_Material provided_.

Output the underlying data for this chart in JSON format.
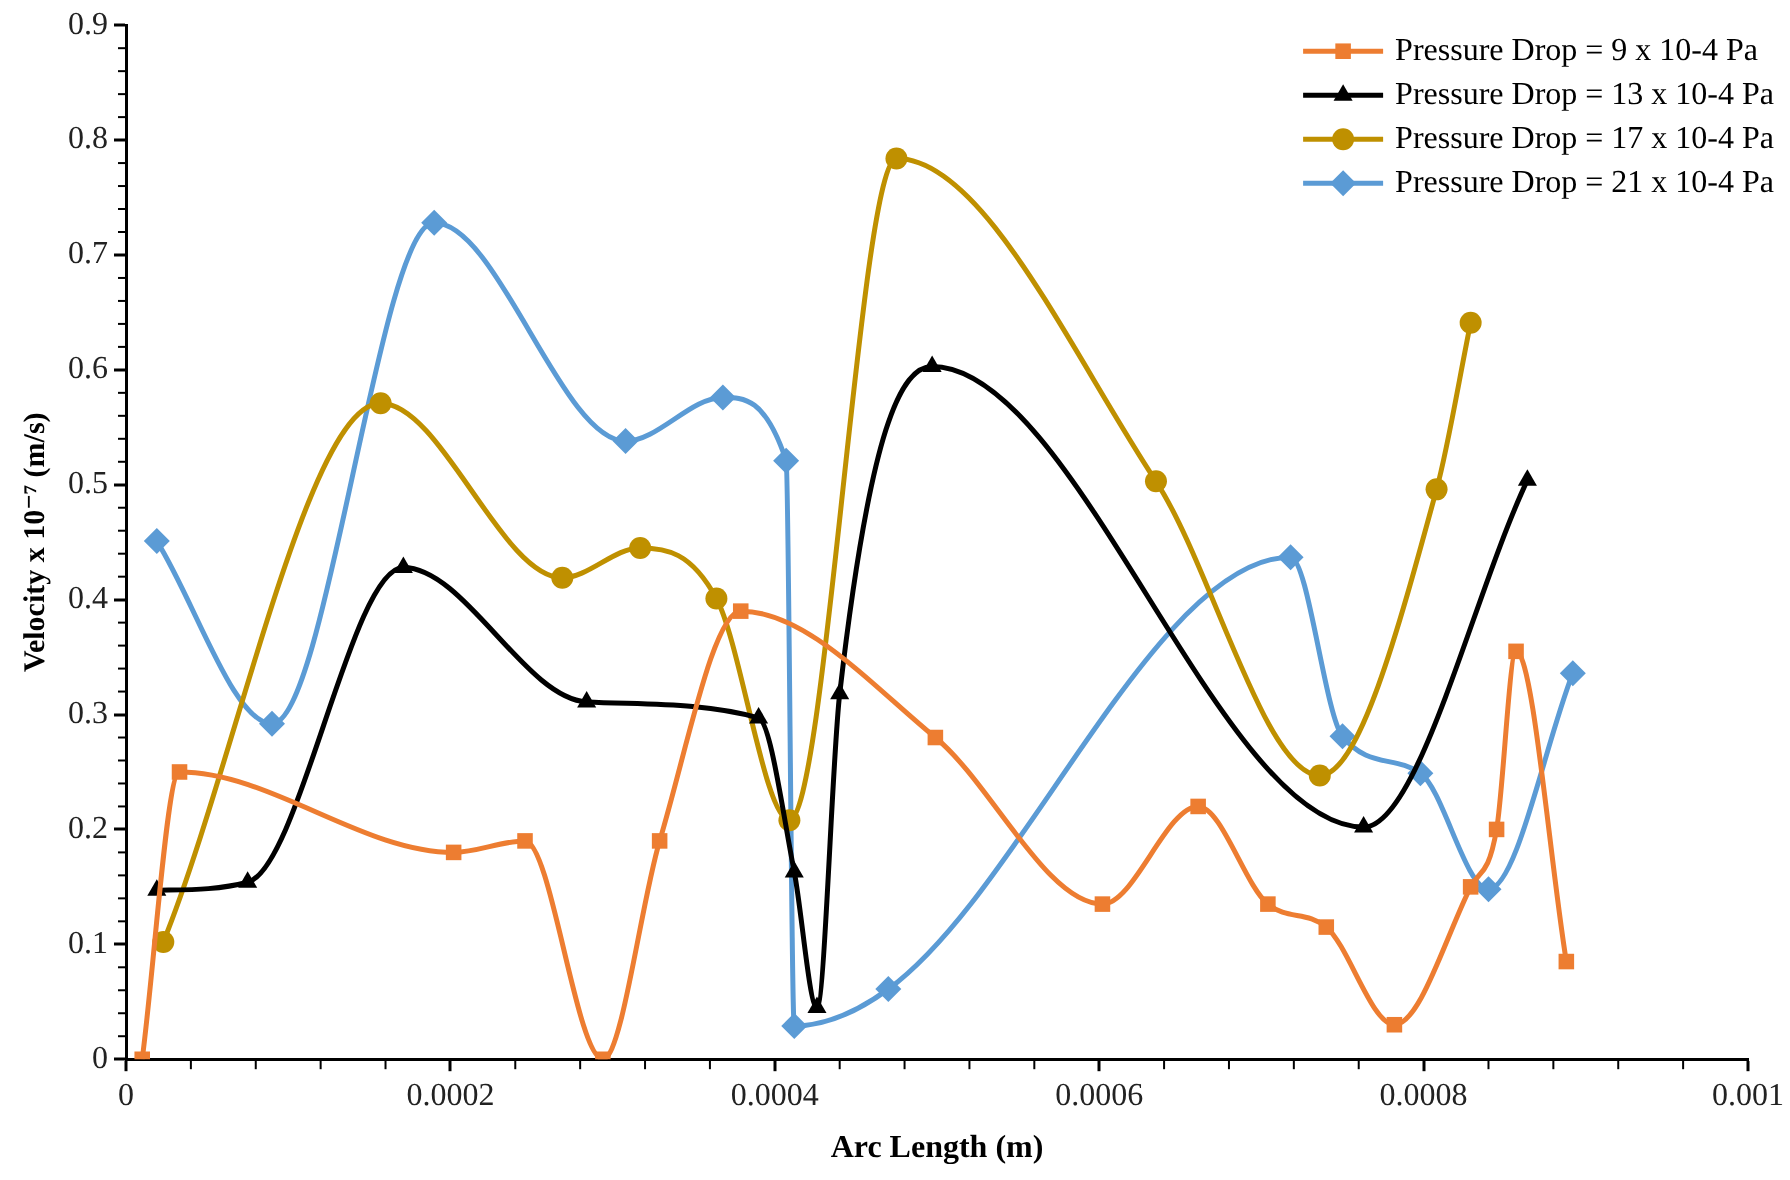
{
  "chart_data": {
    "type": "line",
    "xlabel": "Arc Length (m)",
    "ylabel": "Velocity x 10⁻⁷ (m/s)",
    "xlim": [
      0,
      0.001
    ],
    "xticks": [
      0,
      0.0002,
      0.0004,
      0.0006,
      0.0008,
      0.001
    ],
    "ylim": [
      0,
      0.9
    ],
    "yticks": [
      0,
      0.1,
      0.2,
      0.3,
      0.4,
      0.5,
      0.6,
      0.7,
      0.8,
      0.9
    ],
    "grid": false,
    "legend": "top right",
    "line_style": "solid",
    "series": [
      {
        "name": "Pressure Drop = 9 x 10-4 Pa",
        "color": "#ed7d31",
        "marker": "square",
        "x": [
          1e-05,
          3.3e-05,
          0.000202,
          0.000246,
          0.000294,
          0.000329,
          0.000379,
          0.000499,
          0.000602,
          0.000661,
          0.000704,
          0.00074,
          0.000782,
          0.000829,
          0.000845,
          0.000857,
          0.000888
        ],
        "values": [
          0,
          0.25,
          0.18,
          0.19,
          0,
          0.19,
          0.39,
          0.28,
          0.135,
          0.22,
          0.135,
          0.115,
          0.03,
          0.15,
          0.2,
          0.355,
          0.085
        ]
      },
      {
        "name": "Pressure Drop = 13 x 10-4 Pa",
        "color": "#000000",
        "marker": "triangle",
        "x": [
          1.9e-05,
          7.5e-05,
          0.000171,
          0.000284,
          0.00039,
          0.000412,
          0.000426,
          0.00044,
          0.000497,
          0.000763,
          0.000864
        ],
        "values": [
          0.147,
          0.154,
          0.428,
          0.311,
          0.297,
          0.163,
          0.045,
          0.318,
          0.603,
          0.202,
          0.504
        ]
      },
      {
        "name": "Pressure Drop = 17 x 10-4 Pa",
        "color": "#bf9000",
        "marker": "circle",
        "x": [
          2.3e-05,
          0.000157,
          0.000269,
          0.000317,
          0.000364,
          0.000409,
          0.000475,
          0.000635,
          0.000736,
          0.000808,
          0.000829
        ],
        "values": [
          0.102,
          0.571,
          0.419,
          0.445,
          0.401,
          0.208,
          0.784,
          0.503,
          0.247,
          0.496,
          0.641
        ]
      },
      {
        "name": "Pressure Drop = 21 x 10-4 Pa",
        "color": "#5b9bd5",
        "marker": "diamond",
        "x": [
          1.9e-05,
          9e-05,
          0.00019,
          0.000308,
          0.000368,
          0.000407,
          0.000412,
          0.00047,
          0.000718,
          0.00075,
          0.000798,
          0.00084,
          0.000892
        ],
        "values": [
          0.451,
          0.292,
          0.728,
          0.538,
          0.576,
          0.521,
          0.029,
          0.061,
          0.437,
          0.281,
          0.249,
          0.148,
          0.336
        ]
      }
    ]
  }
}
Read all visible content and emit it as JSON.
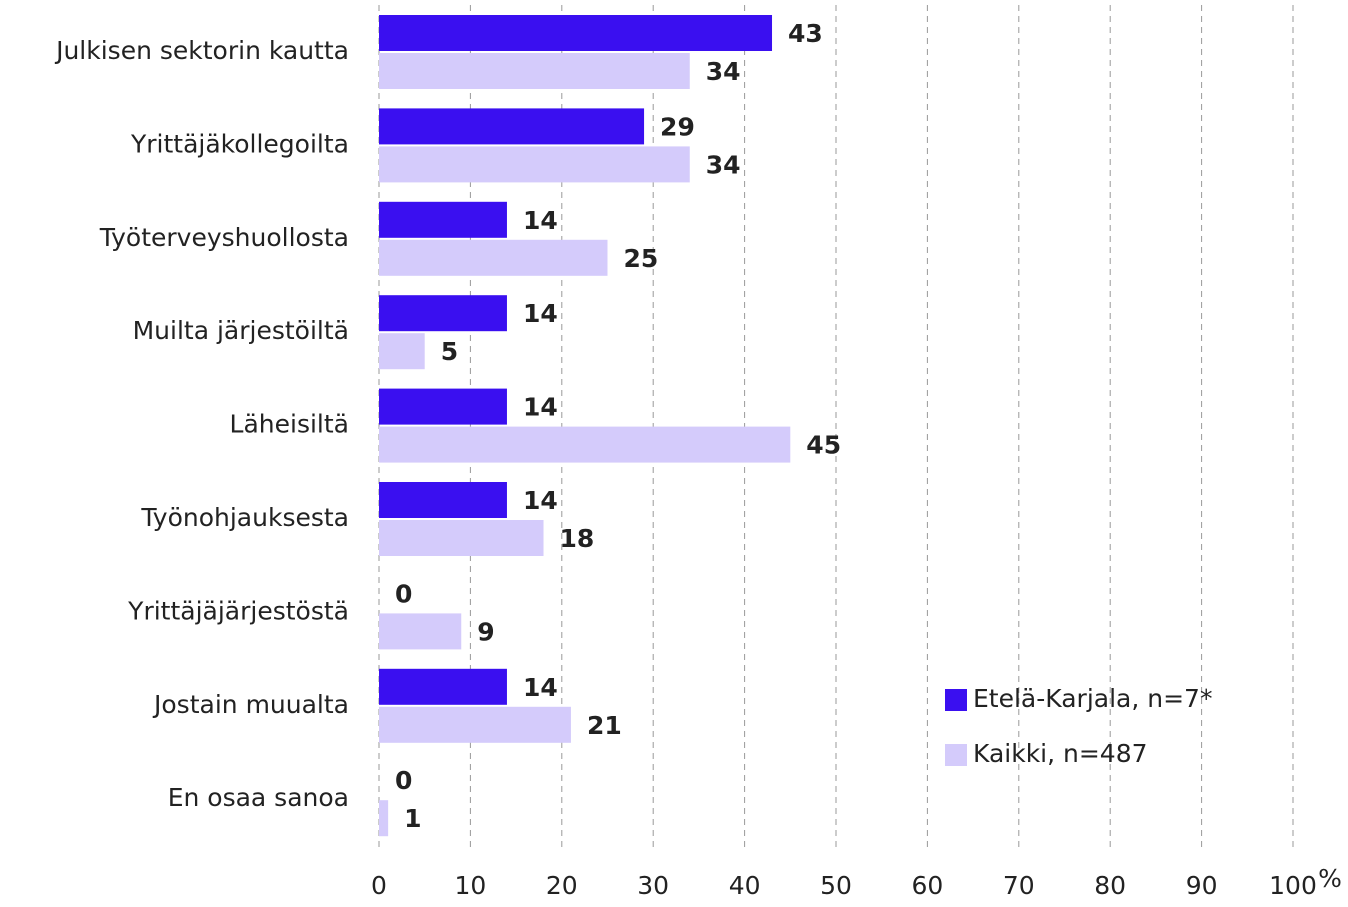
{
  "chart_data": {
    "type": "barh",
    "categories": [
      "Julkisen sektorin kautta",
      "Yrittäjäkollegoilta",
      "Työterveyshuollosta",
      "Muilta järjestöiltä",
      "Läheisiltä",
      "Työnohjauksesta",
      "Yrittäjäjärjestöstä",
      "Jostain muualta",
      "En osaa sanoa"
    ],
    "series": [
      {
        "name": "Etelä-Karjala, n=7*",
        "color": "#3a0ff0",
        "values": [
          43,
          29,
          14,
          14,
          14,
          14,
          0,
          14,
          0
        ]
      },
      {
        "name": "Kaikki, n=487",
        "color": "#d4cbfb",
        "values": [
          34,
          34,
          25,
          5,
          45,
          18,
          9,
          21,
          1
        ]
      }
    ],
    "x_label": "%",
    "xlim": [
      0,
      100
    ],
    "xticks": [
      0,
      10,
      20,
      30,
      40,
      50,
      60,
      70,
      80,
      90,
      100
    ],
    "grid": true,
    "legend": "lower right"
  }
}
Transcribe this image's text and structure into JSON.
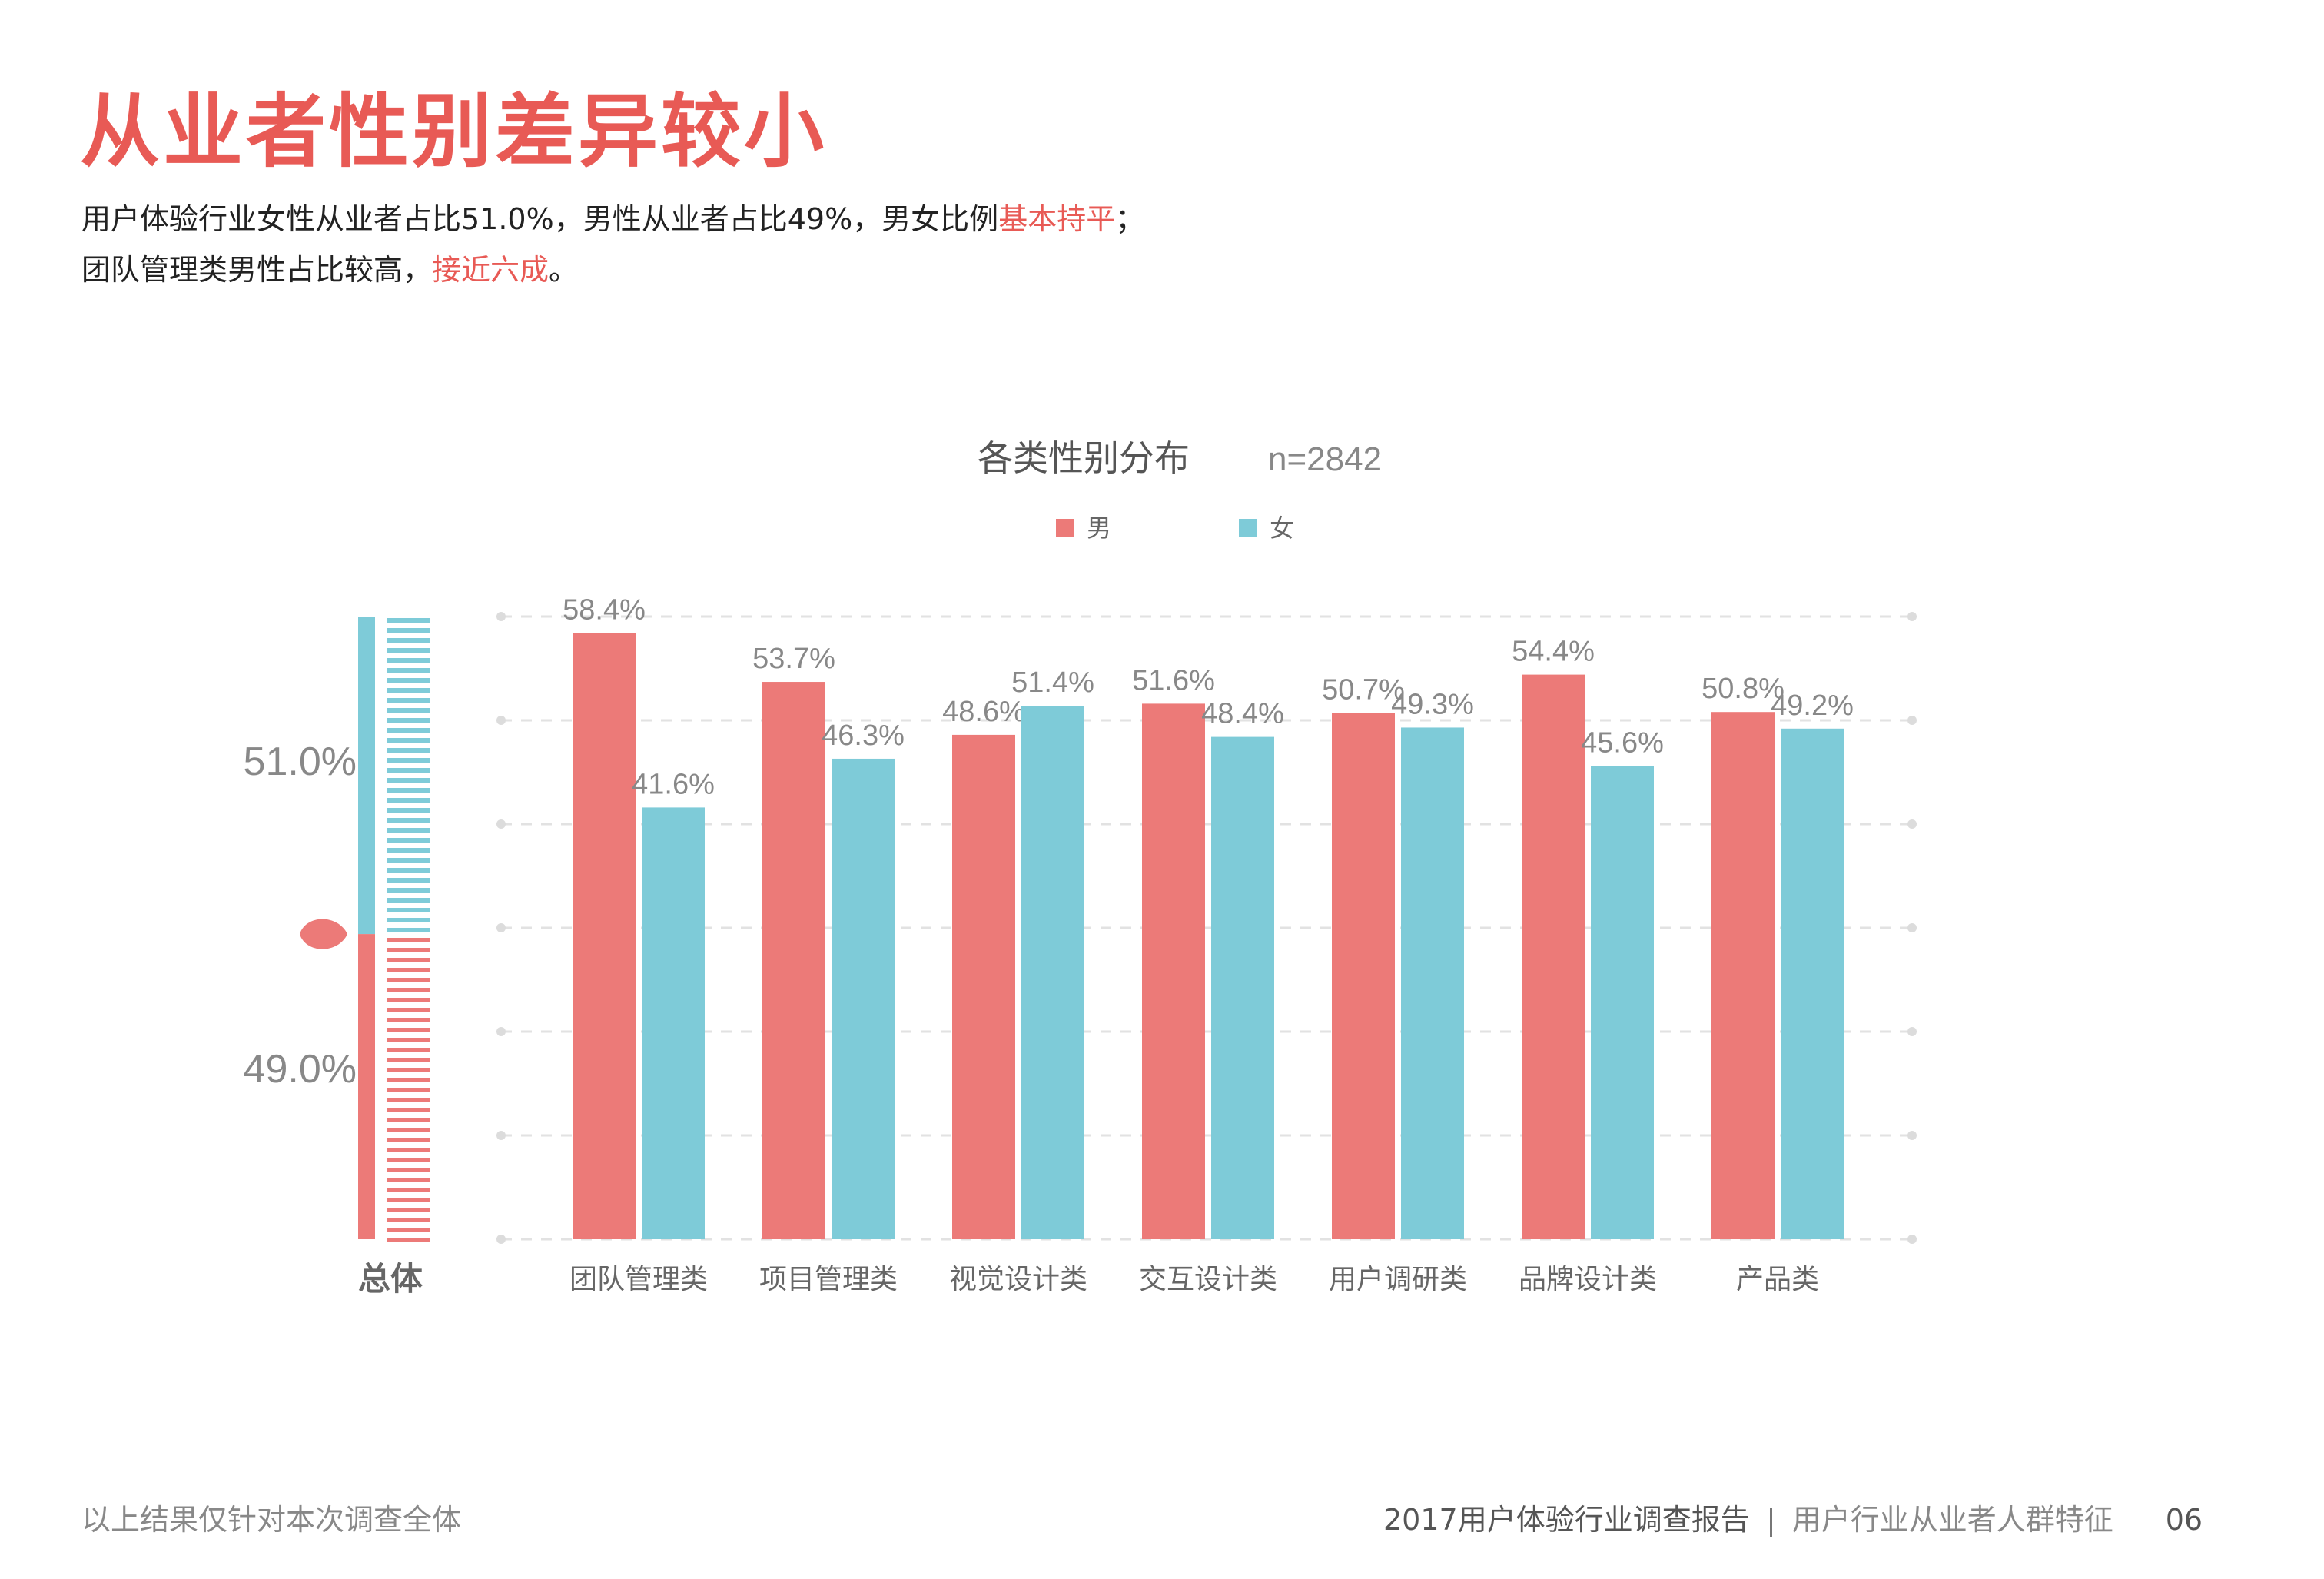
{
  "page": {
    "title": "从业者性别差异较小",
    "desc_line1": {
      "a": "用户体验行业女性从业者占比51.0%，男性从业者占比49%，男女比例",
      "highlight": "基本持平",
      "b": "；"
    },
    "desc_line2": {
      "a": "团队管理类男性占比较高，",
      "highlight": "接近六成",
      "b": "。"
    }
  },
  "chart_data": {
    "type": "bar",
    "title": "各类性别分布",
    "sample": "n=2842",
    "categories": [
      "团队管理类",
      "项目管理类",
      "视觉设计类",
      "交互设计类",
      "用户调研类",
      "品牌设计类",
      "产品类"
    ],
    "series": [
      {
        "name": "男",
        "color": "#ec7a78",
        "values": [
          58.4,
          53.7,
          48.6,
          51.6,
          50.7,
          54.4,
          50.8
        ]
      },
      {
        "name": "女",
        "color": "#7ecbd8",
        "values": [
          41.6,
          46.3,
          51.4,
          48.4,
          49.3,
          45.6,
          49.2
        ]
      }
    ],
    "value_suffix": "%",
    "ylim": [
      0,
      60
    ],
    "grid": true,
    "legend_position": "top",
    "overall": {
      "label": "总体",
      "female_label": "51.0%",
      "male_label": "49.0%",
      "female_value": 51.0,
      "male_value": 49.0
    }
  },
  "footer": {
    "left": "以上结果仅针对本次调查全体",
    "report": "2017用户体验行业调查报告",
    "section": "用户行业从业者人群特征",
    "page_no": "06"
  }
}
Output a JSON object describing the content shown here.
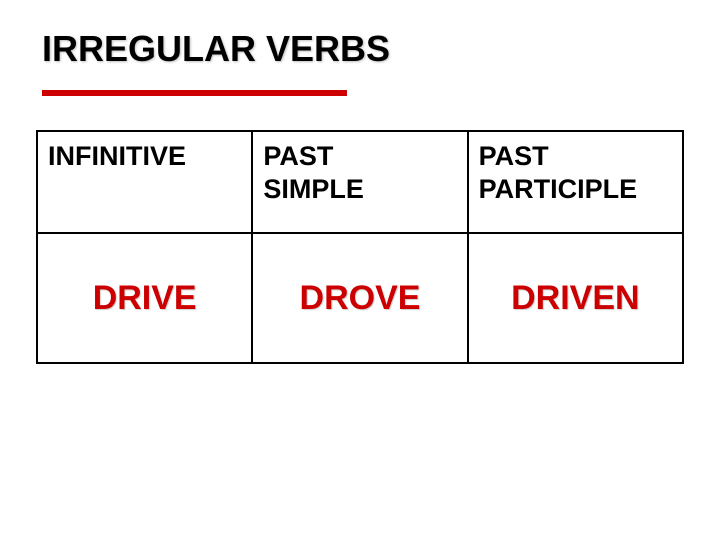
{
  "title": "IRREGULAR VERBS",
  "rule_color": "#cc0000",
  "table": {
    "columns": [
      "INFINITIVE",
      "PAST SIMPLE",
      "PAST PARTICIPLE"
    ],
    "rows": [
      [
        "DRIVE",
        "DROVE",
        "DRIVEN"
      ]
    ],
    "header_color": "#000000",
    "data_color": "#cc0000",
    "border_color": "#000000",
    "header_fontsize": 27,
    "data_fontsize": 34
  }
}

_Task requirements_.
Return each line where "Drop" shows up.

_The result_.
        "name": "Pressure Drop = 9 x 10-4 Pa",
        "name": "Pressure Drop = 13 x 10-4 Pa",
        "name": "Pressure Drop = 17 x 10-4 Pa",
        "name": "Pressure Drop = 21 x 10-4 Pa",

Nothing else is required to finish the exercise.